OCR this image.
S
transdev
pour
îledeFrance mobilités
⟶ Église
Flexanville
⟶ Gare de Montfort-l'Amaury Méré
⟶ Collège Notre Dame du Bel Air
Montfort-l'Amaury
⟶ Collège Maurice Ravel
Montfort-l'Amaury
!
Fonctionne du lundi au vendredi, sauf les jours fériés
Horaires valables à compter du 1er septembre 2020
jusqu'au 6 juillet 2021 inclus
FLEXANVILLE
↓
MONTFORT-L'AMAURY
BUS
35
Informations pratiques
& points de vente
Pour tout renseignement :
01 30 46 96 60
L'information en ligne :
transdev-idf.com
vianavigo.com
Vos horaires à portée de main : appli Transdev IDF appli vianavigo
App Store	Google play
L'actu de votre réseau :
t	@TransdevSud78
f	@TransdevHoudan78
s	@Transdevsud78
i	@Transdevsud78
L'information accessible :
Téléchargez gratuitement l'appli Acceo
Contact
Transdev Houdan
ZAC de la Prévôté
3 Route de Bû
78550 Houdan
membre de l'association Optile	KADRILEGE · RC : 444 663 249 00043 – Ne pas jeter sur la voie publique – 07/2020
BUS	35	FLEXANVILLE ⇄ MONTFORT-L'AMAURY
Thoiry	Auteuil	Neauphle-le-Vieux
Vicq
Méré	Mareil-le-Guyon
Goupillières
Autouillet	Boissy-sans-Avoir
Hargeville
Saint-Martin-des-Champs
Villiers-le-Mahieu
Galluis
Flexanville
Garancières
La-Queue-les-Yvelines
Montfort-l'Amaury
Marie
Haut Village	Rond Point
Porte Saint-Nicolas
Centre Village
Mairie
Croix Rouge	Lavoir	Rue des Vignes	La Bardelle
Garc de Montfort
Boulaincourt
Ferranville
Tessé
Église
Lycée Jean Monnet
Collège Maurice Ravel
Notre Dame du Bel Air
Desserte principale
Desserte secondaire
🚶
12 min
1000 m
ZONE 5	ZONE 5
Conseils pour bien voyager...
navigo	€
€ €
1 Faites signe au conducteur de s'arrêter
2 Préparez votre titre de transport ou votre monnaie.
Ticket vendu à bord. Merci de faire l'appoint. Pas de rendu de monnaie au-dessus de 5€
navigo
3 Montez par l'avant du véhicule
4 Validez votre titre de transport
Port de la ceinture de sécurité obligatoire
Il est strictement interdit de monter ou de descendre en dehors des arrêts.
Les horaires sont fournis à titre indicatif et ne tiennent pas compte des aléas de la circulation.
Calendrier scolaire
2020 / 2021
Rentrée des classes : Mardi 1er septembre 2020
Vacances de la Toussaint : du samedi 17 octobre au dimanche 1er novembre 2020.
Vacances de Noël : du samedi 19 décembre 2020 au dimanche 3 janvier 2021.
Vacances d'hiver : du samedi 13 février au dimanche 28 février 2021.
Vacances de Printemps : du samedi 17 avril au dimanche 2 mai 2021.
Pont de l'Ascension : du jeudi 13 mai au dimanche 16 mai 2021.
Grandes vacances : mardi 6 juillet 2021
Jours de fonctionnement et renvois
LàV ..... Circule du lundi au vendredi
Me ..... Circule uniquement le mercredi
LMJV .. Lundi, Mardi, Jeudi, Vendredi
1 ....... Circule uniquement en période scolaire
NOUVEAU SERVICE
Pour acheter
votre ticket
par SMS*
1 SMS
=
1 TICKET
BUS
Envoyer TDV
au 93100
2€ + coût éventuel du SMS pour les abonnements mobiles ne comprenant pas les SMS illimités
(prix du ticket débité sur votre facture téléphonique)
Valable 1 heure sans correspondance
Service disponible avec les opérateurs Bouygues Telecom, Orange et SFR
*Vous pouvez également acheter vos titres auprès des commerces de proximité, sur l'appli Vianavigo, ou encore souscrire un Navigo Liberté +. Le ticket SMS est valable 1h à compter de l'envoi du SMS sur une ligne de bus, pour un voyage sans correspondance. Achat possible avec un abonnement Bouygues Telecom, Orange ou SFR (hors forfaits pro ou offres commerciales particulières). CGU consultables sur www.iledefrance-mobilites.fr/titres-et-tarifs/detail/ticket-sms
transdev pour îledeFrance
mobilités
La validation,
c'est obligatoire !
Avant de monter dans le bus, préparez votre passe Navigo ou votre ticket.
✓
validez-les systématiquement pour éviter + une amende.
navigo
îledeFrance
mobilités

+---+

__Exercise aim__: What is the number of lines in the records that contain the word "uniquement"? Answer with the number and nothing else.

__Task output__: 2